BRIEF - Copy, in full, each line of the material that holds the word "sepeda".

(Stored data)
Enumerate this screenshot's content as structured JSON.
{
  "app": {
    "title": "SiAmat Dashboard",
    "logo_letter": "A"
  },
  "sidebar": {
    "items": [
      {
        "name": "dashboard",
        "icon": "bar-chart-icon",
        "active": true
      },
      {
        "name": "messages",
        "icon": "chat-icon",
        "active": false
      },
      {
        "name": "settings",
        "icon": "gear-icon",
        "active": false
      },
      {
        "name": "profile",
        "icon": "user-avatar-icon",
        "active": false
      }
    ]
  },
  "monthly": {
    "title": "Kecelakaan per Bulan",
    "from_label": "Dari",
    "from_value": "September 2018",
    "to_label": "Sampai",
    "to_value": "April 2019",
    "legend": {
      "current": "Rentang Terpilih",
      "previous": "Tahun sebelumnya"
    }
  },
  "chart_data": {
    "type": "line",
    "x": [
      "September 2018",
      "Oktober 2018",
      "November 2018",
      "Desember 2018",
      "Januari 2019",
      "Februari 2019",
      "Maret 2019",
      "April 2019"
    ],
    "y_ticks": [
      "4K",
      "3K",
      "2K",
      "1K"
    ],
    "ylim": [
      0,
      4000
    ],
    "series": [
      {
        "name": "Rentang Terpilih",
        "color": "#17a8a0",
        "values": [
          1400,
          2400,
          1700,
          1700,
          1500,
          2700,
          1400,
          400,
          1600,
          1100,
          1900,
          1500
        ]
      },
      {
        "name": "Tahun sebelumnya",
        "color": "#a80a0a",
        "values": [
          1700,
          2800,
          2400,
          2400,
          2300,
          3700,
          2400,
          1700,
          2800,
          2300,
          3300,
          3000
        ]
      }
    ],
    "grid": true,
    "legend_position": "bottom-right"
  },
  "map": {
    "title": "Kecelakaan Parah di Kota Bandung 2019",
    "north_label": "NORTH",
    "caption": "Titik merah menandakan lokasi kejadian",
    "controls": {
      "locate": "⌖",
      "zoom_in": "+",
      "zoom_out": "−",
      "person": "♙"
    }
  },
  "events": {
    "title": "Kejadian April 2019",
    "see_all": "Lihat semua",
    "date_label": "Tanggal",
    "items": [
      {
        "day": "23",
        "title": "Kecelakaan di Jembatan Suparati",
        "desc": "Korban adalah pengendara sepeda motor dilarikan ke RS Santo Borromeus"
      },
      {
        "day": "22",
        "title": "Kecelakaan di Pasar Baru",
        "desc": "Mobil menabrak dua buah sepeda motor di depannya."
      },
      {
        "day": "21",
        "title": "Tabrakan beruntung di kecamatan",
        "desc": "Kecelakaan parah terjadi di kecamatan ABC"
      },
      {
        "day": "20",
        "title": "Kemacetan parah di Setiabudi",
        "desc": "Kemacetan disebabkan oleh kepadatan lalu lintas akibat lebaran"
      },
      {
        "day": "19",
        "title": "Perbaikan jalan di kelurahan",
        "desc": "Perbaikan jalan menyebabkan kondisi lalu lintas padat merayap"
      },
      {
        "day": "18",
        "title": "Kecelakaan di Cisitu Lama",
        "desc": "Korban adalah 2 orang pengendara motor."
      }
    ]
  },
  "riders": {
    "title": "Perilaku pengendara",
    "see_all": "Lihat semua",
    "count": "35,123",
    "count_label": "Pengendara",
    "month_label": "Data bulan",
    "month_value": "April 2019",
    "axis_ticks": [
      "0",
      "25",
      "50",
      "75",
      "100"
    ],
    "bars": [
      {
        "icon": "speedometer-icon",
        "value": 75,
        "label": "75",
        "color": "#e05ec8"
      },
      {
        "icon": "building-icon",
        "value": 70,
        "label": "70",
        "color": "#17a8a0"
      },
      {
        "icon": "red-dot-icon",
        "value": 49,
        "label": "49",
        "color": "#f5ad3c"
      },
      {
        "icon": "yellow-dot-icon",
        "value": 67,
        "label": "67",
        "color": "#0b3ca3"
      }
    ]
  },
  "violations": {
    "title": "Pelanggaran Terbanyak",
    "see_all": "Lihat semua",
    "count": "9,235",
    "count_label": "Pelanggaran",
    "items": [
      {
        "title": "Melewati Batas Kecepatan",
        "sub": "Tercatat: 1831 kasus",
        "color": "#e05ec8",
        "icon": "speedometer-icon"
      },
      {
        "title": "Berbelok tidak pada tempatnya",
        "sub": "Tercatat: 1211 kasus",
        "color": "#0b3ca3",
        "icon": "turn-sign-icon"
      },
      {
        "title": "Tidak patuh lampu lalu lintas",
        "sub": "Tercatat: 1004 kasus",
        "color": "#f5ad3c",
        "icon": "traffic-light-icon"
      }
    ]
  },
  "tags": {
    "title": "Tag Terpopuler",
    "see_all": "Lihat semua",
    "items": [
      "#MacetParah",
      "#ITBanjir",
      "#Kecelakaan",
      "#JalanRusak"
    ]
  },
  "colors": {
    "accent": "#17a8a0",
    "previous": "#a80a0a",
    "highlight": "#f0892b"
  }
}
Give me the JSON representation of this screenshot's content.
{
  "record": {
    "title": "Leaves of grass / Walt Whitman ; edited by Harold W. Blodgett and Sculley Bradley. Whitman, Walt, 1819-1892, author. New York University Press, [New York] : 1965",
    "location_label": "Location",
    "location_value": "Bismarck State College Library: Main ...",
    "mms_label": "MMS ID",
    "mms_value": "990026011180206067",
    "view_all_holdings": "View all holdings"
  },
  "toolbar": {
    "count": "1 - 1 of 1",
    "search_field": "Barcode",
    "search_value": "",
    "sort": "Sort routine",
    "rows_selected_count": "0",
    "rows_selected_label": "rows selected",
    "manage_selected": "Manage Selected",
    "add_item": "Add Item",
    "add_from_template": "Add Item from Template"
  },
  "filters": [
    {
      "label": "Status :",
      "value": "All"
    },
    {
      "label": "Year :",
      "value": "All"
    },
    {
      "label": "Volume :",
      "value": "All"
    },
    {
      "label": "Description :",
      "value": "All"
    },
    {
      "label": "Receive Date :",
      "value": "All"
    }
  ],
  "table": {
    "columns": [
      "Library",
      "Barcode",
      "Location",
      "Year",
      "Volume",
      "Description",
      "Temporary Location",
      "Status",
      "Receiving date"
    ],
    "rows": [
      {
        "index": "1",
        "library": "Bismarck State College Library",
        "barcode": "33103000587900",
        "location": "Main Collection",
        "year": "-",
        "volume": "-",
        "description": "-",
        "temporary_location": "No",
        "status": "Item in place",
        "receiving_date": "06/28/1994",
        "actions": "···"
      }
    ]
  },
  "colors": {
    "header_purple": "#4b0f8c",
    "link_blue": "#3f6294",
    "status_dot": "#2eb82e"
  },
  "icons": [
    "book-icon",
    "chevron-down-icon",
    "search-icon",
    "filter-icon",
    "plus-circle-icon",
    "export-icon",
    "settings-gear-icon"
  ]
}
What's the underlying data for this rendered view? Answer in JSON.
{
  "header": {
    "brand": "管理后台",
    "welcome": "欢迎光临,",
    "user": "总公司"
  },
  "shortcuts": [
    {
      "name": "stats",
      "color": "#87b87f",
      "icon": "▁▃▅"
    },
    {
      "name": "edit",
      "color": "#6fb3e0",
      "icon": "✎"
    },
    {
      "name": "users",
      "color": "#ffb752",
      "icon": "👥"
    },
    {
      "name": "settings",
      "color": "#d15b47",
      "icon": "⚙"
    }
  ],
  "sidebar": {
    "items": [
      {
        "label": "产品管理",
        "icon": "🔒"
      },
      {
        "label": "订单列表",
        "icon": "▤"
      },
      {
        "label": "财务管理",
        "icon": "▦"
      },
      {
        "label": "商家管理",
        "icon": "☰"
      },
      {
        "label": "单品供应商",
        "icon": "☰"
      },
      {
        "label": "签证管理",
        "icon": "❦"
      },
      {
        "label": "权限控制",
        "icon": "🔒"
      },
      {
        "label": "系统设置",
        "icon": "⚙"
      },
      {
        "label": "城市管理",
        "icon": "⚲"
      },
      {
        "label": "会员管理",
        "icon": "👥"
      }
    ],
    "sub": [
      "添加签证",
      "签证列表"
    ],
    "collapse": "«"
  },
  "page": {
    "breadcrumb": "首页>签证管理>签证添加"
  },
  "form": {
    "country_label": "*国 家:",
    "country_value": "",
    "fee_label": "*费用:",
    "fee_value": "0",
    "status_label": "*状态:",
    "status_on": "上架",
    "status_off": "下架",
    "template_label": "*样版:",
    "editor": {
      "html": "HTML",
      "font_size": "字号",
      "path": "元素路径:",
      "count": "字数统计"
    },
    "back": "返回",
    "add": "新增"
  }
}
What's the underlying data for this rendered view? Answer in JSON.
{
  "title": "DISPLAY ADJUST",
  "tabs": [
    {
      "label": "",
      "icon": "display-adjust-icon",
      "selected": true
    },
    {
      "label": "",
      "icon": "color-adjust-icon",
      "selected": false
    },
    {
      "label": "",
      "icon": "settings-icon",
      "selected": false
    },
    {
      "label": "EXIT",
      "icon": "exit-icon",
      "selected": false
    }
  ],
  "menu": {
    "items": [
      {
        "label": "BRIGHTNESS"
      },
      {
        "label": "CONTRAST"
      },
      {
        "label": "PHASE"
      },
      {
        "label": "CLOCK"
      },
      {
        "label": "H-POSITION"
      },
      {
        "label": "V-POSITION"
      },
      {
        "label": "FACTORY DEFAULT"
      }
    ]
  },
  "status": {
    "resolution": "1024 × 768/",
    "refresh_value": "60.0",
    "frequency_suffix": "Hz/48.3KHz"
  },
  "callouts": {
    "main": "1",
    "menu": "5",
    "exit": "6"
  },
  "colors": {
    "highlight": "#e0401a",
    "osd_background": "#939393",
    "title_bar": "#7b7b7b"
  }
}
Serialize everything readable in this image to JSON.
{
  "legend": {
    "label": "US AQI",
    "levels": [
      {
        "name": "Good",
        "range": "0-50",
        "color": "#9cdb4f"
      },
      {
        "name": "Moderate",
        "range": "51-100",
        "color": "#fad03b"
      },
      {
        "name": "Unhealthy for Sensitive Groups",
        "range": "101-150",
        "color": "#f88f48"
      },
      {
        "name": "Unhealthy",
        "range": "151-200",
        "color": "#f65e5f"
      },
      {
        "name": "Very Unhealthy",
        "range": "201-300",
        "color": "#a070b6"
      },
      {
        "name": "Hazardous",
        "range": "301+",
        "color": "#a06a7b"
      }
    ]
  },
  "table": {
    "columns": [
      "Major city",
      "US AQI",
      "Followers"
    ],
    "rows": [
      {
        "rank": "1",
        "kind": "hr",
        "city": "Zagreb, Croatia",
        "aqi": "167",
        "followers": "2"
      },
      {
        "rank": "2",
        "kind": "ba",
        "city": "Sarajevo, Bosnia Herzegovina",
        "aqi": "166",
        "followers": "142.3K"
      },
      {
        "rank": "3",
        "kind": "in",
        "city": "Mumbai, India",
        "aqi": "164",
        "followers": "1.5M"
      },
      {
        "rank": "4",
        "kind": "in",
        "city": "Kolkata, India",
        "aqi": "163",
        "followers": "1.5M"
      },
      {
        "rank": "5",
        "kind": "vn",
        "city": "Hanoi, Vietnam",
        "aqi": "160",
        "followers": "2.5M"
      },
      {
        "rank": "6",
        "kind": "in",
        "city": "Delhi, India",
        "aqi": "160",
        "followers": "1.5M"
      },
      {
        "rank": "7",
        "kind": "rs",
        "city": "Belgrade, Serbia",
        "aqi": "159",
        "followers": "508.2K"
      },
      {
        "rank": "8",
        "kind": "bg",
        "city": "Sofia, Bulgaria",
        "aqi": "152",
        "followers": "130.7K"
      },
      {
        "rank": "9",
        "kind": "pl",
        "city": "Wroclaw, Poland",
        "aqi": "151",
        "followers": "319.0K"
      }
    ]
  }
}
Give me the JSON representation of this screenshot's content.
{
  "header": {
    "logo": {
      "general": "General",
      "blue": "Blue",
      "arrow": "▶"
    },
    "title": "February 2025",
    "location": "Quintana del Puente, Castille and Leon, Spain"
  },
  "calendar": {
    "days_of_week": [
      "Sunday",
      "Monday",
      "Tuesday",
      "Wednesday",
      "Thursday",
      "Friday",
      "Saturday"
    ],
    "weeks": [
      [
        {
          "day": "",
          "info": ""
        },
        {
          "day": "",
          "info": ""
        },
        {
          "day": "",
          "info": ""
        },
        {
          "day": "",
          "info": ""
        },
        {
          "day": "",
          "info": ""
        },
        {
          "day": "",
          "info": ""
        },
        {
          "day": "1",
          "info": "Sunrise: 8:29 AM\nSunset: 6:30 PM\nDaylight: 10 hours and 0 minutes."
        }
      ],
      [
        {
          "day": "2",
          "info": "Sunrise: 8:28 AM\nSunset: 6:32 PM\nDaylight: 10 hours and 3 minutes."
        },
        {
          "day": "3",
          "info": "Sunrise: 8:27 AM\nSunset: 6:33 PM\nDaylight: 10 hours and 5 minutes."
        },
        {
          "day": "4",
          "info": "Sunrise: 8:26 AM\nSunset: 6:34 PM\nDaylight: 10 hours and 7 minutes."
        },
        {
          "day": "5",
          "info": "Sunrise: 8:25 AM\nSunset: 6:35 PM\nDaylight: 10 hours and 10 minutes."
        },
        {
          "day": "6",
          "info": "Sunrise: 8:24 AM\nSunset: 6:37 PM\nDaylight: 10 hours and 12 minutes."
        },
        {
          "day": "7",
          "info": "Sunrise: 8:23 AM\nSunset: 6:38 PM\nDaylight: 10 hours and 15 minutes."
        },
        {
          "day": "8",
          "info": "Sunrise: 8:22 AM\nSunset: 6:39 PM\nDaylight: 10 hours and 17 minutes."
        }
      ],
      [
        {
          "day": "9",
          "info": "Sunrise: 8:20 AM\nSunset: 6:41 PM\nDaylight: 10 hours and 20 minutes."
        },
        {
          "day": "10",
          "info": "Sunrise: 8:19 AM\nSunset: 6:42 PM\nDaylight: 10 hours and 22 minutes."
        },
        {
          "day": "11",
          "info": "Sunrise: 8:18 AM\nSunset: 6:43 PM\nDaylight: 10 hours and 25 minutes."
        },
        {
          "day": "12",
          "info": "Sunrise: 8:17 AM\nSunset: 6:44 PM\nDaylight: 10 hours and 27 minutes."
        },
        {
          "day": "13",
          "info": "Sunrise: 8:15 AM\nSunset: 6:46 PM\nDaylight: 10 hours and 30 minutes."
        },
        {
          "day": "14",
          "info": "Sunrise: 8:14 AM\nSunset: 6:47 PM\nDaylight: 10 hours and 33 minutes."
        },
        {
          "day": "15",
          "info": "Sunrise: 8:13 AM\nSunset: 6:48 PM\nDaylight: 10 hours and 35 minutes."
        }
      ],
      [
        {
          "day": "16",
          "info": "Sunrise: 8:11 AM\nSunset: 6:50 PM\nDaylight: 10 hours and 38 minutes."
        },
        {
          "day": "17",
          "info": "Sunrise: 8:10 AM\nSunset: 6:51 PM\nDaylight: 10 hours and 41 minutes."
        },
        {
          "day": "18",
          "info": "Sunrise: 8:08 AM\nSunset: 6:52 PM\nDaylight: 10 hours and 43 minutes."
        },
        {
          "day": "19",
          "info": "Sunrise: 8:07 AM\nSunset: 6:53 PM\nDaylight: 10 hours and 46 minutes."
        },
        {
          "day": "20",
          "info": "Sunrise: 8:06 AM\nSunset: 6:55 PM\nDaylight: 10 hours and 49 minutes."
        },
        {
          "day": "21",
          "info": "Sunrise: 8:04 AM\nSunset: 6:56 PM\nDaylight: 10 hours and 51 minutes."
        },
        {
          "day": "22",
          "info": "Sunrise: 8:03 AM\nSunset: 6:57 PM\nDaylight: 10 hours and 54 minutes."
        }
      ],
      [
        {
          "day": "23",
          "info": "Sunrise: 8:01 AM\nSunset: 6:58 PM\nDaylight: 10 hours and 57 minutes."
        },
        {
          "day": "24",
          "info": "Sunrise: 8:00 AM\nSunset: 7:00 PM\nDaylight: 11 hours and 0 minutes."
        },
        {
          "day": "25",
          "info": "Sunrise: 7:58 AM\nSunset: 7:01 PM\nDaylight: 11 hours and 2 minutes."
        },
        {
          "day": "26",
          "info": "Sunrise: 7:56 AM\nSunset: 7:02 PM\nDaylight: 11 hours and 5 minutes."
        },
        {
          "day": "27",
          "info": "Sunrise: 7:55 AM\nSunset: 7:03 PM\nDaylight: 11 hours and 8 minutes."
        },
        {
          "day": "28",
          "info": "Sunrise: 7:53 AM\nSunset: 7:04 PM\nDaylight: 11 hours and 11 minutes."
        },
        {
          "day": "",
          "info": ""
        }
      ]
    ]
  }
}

RESPONSE TO THIS TASK -
        "desc": "Korban adalah pengendara sepeda motor dilarikan ke RS Santo Borromeus"
        "desc": "Mobil menabrak dua buah sepeda motor di depannya."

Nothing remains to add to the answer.